## WHAT THE TASK ASKS
Among the entries below, count the lines where the string "script" occurs, and give only the number.

START SOURCE MATERIAL

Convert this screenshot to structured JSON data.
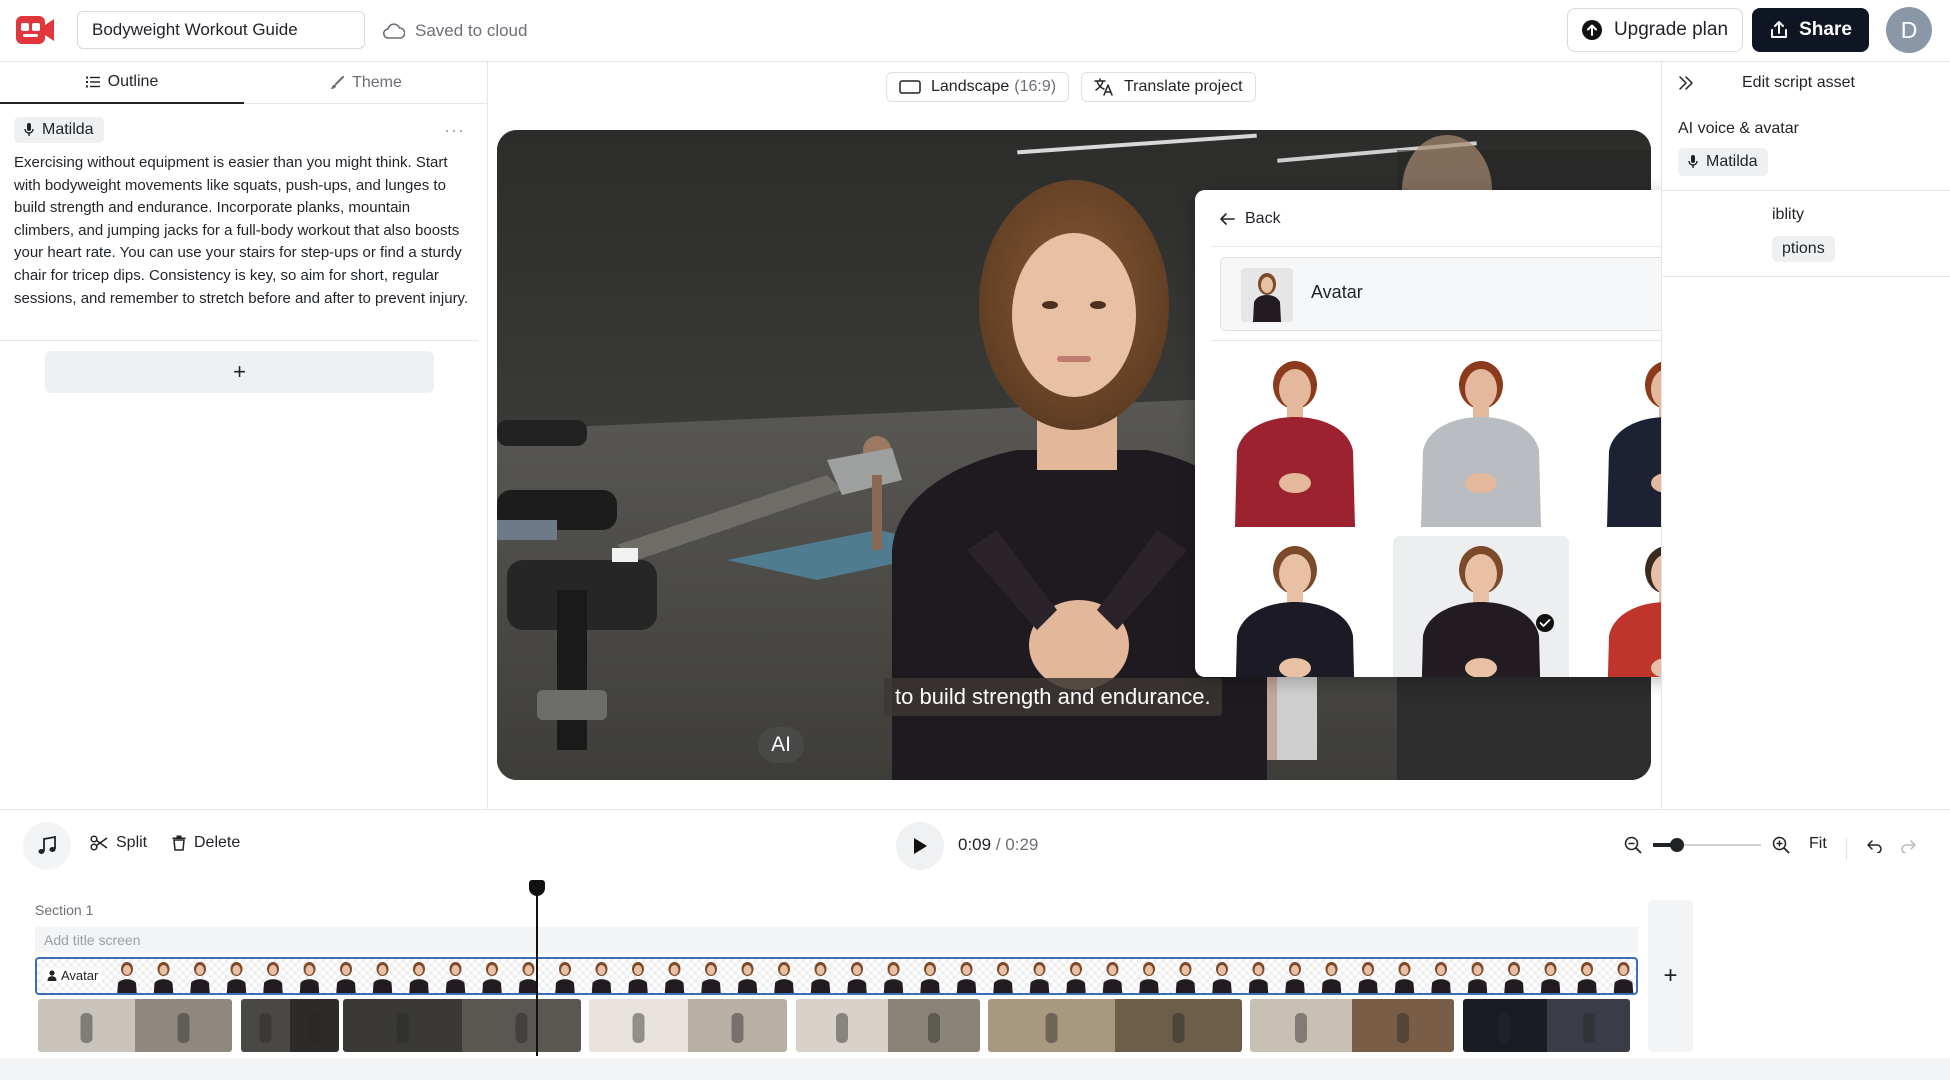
{
  "header": {
    "project_title": "Bodyweight Workout Guide",
    "save_status": "Saved to cloud",
    "upgrade_label": "Upgrade plan",
    "share_label": "Share",
    "user_initial": "D",
    "brand_color": "#e0363c"
  },
  "left_panel": {
    "tabs": [
      {
        "label": "Outline",
        "icon": "list-icon",
        "active": true
      },
      {
        "label": "Theme",
        "icon": "brush-icon",
        "active": false
      }
    ],
    "voice_name": "Matilda",
    "more_label": "···",
    "script": "Exercising without equipment is easier than you might think. Start with bodyweight movements like squats, push-ups, and lunges to build strength and endurance. Incorporate planks, mountain climbers, and jumping jacks for a full-body workout that also boosts your heart rate. You can use your stairs for step-ups or find a sturdy chair for tricep dips. Consistency is key, so aim for short, regular sessions, and remember to stretch before and after to prevent injury.",
    "add_scene_label": "+"
  },
  "canvas": {
    "aspect_label": "Landscape",
    "aspect_ratio": "(16:9)",
    "translate_label": "Translate project",
    "subtitle": "to build strength and endurance.",
    "ai_badge": "AI"
  },
  "avatar_popover": {
    "back_label": "Back",
    "current_label": "Avatar",
    "avatars": [
      {
        "top": "#9d2230",
        "skin": "#e3b89c",
        "hair": "#8b3a1c",
        "selected": false
      },
      {
        "top": "#b9bcc0",
        "skin": "#e3b89c",
        "hair": "#8b3a1c",
        "selected": false
      },
      {
        "top": "#1c2233",
        "skin": "#e3b89c",
        "hair": "#8b3a1c",
        "selected": false
      },
      {
        "top": "#1c1a25",
        "skin": "#e8c1a4",
        "hair": "#7a4a2a",
        "selected": false
      },
      {
        "top": "#231b22",
        "skin": "#e8c1a4",
        "hair": "#7a4a2a",
        "selected": true
      },
      {
        "top": "#c0352b",
        "skin": "#e6bfa6",
        "hair": "#3a2a20",
        "selected": false
      }
    ]
  },
  "right_panel": {
    "title": "Edit script asset",
    "voice_section_label": "AI voice & avatar",
    "voice_name": "Matilda",
    "visibility_label": "iblity",
    "options_label": "ptions"
  },
  "timeline_controls": {
    "split_label": "Split",
    "delete_label": "Delete",
    "current_time": "0:09",
    "total_time": "/ 0:29",
    "zoom_level": 0.22,
    "fit_label": "Fit"
  },
  "timeline": {
    "section_label": "Section 1",
    "title_screen_placeholder": "Add title screen",
    "avatar_track_label": "Avatar",
    "add_track_label": "+",
    "clips": [
      {
        "tone1": "#c9c4bb",
        "tone2": "#8f887e"
      },
      {
        "tone1": "#4a4845",
        "tone2": "#2c2b29"
      },
      {
        "tone1": "#3a3936",
        "tone2": "#5a5752"
      },
      {
        "tone1": "#e8e3dc",
        "tone2": "#b8b0a4"
      },
      {
        "tone1": "#d8d2ca",
        "tone2": "#8a8378"
      },
      {
        "tone1": "#a89880",
        "tone2": "#6d5e49"
      },
      {
        "tone1": "#c8c0b3",
        "tone2": "#7a5d47"
      },
      {
        "tone1": "#1a1c24",
        "tone2": "#3a3c48"
      }
    ]
  }
}
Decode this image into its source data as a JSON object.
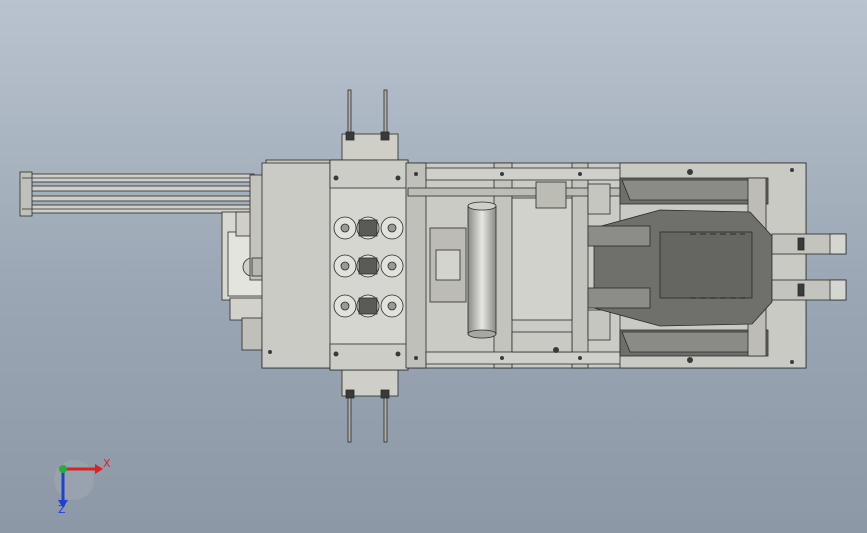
{
  "triad": {
    "x_label": "X",
    "z_label": "Z",
    "x_color": "#e02020",
    "y_color": "#20b040",
    "z_color": "#2040d0"
  },
  "colors": {
    "background_top": "#b9c3cf",
    "background_bottom": "#8c98a6",
    "part_fill": "#c8c8c2",
    "plate_fill": "#d2d2cc",
    "dark_fill": "#6e6e6a",
    "edge": "#2a2a2a"
  }
}
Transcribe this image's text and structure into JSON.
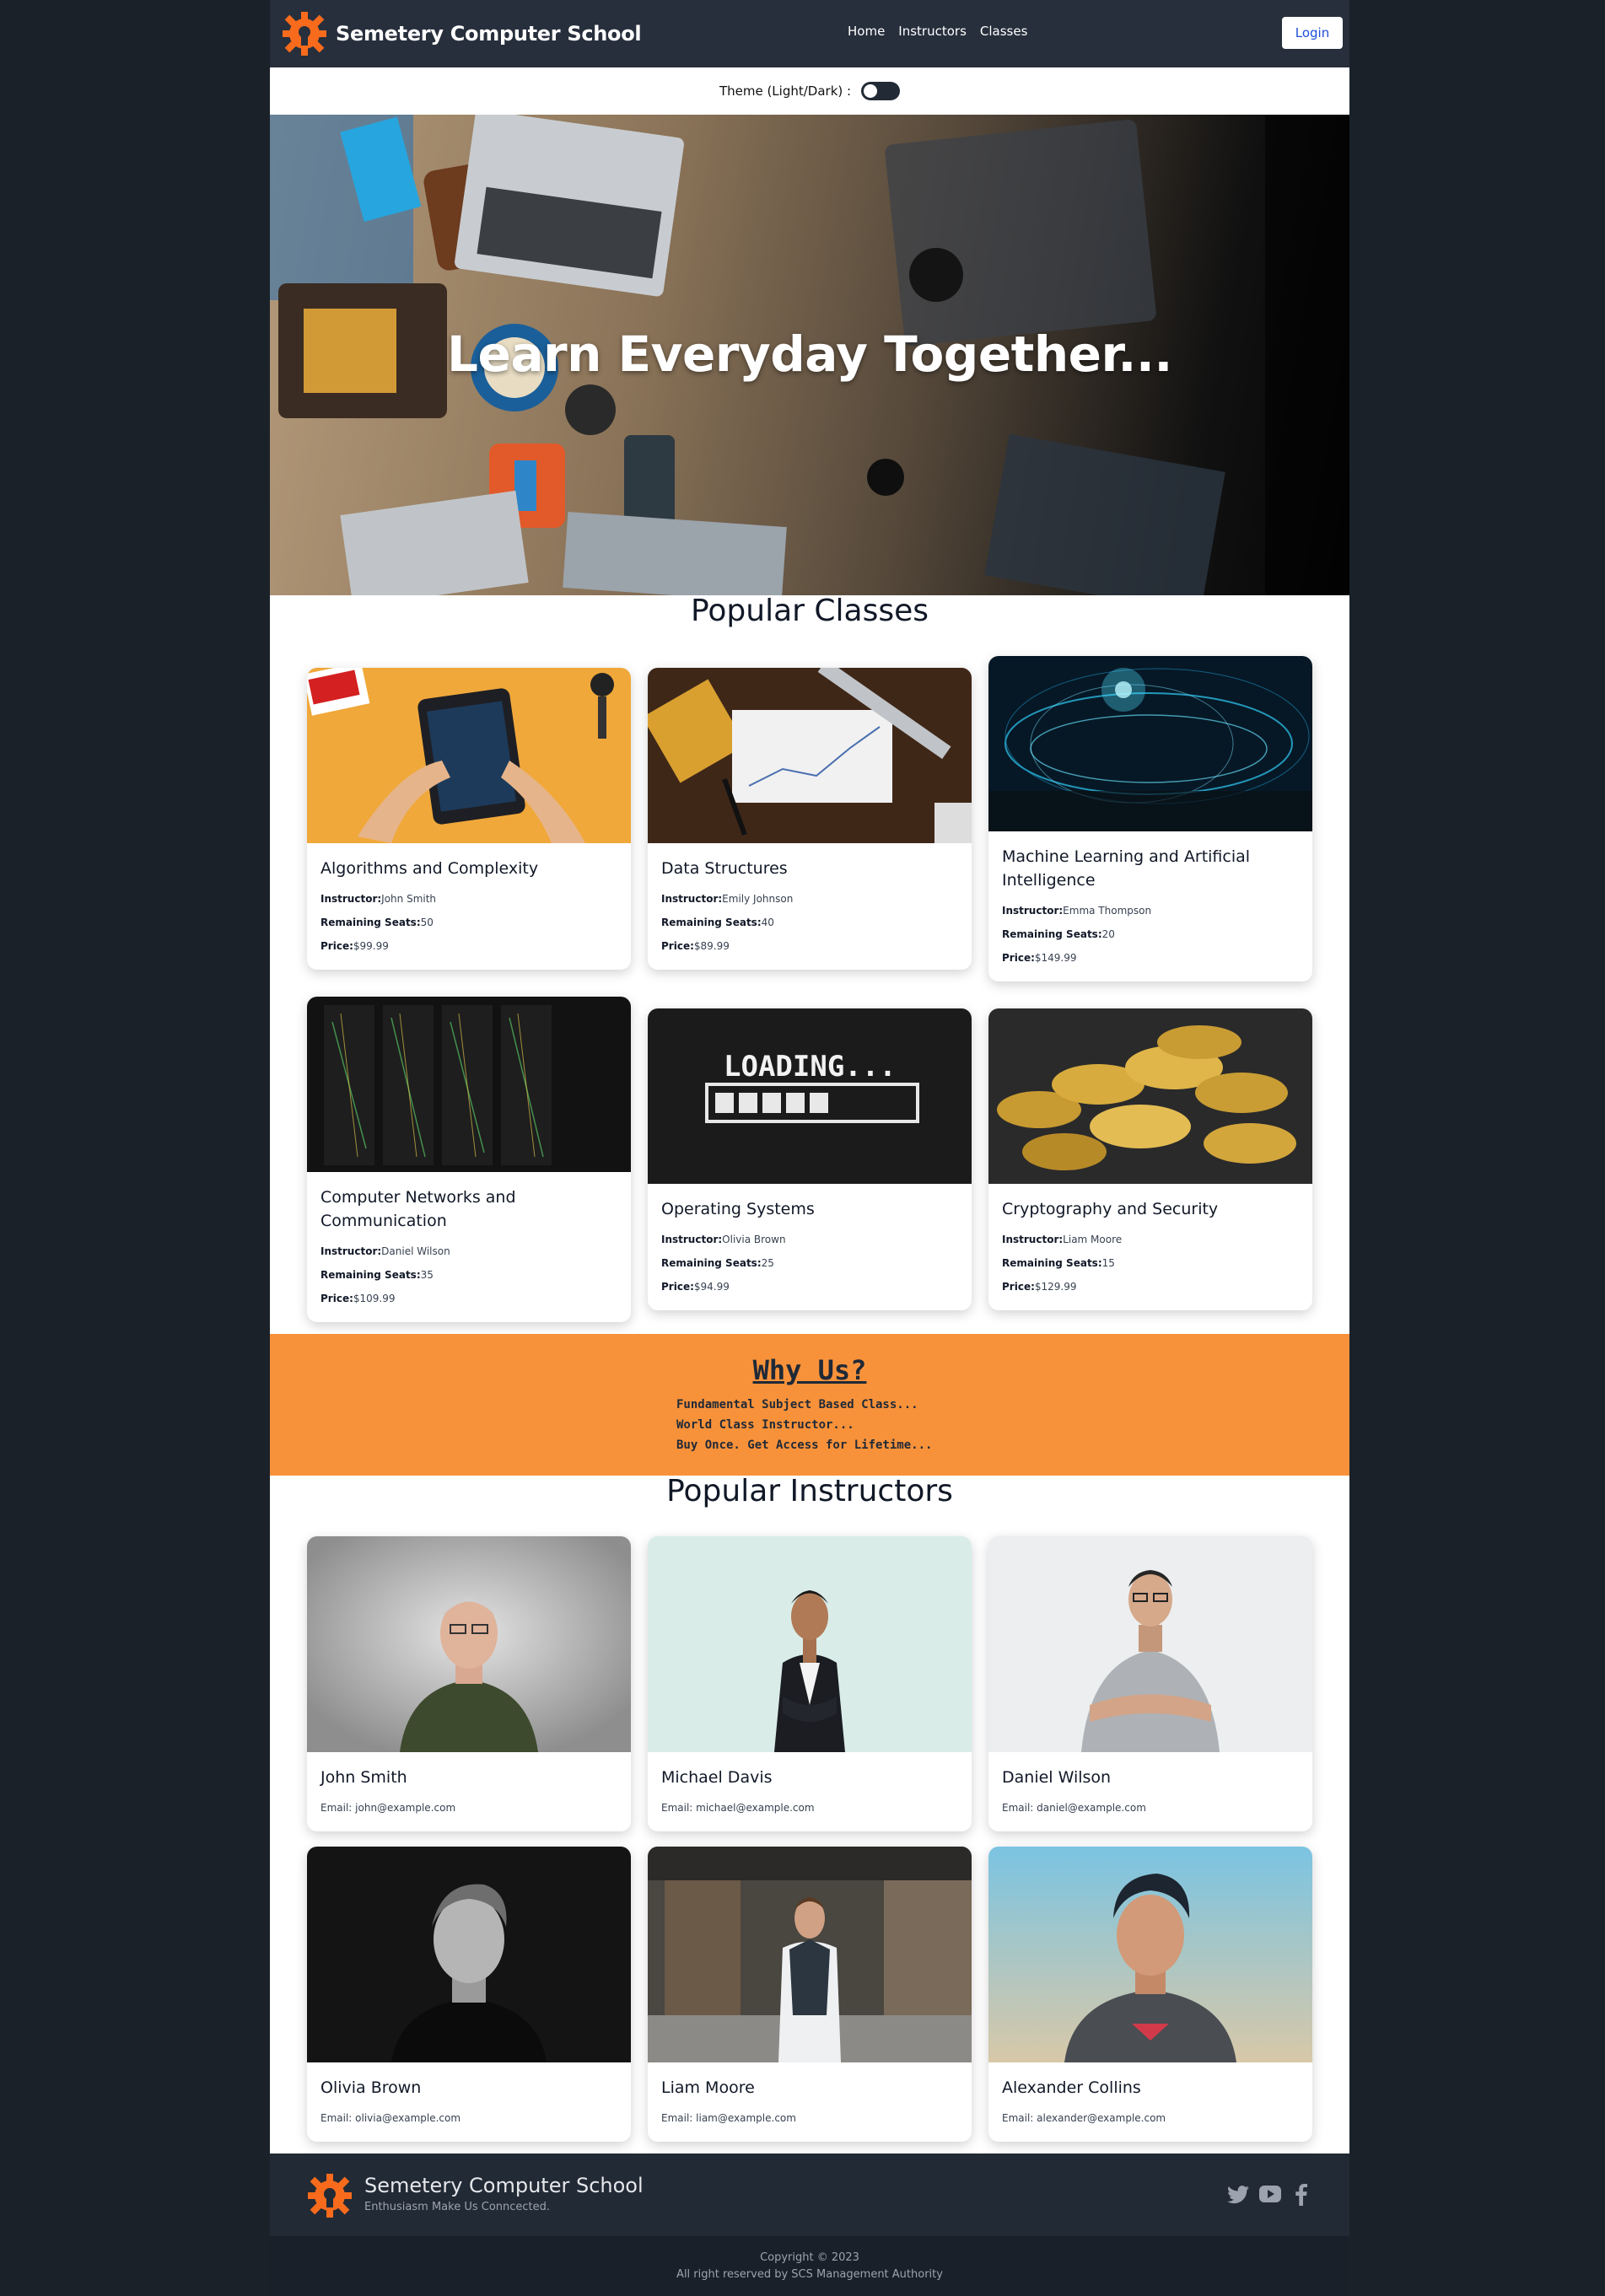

END SOURCE MATERIAL

## REPLY TO THE EXERCISE
2